Set problem
Reproduce verbatim the part of the items that opens with their first line and closes with the line containing "- x-tick-label: -107.44: [110, 621, 144, 632]", including both of those lines.

Records supplied

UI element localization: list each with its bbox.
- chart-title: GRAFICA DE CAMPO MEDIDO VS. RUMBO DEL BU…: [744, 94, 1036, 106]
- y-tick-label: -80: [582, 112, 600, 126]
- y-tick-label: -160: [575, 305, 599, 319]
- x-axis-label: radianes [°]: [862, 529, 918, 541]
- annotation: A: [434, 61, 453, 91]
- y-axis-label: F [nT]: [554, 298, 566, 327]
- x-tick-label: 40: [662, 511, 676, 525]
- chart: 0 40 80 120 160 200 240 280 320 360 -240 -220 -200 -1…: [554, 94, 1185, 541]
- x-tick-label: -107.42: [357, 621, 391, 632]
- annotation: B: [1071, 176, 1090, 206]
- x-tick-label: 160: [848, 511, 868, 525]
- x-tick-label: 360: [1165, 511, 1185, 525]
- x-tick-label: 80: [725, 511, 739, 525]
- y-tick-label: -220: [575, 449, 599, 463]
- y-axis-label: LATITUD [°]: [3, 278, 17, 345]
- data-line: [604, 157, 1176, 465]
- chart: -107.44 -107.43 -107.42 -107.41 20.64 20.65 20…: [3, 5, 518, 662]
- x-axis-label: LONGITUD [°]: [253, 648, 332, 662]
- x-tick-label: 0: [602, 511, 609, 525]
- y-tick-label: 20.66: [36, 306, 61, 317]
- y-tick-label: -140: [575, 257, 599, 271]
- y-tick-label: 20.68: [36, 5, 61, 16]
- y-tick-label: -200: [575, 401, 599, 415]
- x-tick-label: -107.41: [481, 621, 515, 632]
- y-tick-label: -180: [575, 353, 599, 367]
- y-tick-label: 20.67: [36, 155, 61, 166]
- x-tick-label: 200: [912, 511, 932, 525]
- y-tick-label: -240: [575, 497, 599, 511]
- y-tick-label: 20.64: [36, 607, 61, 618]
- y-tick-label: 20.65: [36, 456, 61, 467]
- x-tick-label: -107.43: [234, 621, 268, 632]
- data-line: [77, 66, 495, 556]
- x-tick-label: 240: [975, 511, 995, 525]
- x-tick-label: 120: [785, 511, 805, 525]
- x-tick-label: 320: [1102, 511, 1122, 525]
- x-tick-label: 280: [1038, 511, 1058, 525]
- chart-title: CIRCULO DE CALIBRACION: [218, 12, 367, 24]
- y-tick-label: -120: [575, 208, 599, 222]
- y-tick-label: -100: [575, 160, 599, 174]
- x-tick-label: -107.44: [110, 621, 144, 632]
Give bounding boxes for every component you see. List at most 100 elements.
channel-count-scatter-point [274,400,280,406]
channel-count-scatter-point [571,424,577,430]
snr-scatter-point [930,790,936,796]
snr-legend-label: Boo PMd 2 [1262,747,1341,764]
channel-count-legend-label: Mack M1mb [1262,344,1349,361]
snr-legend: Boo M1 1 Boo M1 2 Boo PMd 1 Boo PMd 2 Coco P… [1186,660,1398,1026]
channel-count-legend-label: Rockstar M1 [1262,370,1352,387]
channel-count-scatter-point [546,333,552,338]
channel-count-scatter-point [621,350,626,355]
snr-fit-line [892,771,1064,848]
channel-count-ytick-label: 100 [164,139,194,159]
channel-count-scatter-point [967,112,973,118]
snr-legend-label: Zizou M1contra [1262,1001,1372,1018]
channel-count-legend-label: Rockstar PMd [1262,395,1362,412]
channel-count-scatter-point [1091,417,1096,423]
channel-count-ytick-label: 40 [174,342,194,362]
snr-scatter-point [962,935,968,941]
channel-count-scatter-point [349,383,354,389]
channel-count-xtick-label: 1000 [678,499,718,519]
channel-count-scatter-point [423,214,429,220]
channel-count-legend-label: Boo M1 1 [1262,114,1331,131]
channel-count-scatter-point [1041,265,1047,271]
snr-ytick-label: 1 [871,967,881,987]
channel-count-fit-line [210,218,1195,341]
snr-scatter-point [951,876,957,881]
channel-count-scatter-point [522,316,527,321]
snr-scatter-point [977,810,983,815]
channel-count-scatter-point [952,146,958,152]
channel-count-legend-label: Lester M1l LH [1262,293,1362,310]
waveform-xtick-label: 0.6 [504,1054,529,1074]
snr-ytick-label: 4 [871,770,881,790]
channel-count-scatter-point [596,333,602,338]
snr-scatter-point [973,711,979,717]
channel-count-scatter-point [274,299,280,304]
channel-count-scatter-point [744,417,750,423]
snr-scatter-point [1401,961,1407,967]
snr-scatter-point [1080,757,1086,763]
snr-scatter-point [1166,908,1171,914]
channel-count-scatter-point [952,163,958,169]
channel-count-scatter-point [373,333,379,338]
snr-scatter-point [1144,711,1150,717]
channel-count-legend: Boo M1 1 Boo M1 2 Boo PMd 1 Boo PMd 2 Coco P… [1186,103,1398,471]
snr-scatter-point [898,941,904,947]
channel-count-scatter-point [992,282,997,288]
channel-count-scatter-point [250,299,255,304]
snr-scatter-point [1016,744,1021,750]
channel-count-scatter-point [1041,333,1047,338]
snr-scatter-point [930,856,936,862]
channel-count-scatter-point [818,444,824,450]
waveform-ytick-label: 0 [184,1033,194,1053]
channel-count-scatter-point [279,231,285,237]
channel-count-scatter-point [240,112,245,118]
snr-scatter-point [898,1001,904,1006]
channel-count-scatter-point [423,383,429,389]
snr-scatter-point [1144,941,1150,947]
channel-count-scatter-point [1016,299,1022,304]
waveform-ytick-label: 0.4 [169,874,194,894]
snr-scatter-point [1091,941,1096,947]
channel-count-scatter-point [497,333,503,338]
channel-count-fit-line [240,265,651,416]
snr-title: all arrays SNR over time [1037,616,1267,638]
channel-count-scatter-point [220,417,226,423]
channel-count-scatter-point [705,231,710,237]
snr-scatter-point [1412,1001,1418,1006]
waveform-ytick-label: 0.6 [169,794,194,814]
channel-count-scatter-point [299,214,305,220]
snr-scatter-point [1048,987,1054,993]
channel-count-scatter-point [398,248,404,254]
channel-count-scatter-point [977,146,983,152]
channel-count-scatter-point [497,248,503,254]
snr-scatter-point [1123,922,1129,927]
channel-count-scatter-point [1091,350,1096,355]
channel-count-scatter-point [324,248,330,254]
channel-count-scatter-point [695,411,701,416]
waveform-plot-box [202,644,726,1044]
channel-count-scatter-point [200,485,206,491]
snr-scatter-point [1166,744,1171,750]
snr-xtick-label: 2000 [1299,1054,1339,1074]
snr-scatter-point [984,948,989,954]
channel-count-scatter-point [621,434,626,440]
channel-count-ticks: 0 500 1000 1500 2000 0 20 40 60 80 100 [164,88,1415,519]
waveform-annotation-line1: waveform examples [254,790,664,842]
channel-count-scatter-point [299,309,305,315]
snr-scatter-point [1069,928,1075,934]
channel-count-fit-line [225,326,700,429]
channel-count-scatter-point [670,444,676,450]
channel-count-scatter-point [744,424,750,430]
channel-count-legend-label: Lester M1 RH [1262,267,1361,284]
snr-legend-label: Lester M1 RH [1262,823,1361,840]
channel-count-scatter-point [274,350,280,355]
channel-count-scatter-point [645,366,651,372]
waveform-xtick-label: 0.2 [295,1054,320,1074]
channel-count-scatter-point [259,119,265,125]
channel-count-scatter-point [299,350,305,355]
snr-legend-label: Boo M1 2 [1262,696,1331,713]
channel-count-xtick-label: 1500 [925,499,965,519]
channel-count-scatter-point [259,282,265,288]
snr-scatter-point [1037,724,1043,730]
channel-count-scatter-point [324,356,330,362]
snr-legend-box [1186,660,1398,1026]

Exercise answer
UI element localization: list each with its bbox.
- chart-title: GRAFICA DE CAMPO MEDIDO VS. RUMBO DEL BU…: [744, 94, 1036, 106]
- y-tick-label: -80: [582, 112, 600, 126]
- y-tick-label: -160: [575, 305, 599, 319]
- x-axis-label: radianes [°]: [862, 529, 918, 541]
- annotation: A: [434, 61, 453, 91]
- y-axis-label: F [nT]: [554, 298, 566, 327]
- x-tick-label: 40: [662, 511, 676, 525]
- chart: 0 40 80 120 160 200 240 280 320 360 -240 -220 -200 -1…: [554, 94, 1185, 541]
- x-tick-label: -107.42: [357, 621, 391, 632]
- annotation: B: [1071, 176, 1090, 206]
- x-tick-label: 160: [848, 511, 868, 525]
- x-tick-label: 360: [1165, 511, 1185, 525]
- x-tick-label: 80: [725, 511, 739, 525]
- y-tick-label: -220: [575, 449, 599, 463]
- y-axis-label: LATITUD [°]: [3, 278, 17, 345]
- data-line: [604, 157, 1176, 465]
- chart: -107.44 -107.43 -107.42 -107.41 20.64 20.65 20…: [3, 5, 518, 662]
- x-axis-label: LONGITUD [°]: [253, 648, 332, 662]
- x-tick-label: 0: [602, 511, 609, 525]
- y-tick-label: 20.66: [36, 306, 61, 317]
- y-tick-label: -140: [575, 257, 599, 271]
- y-tick-label: 20.68: [36, 5, 61, 16]
- y-tick-label: -200: [575, 401, 599, 415]
- x-tick-label: -107.41: [481, 621, 515, 632]
- y-tick-label: -180: [575, 353, 599, 367]
- y-tick-label: 20.67: [36, 155, 61, 166]
- x-tick-label: 200: [912, 511, 932, 525]
- y-tick-label: -240: [575, 497, 599, 511]
- y-tick-label: 20.64: [36, 607, 61, 618]
- y-tick-label: 20.65: [36, 456, 61, 467]
- x-tick-label: -107.43: [234, 621, 268, 632]
- data-line: [77, 66, 495, 556]
- x-tick-label: 240: [975, 511, 995, 525]
- x-tick-label: 120: [785, 511, 805, 525]
- x-tick-label: 320: [1102, 511, 1122, 525]
- x-tick-label: 280: [1038, 511, 1058, 525]
- chart-title: CIRCULO DE CALIBRACION: [218, 12, 367, 24]
- y-tick-label: -120: [575, 208, 599, 222]
- y-tick-label: -100: [575, 160, 599, 174]
- x-tick-label: -107.44: [110, 621, 144, 632]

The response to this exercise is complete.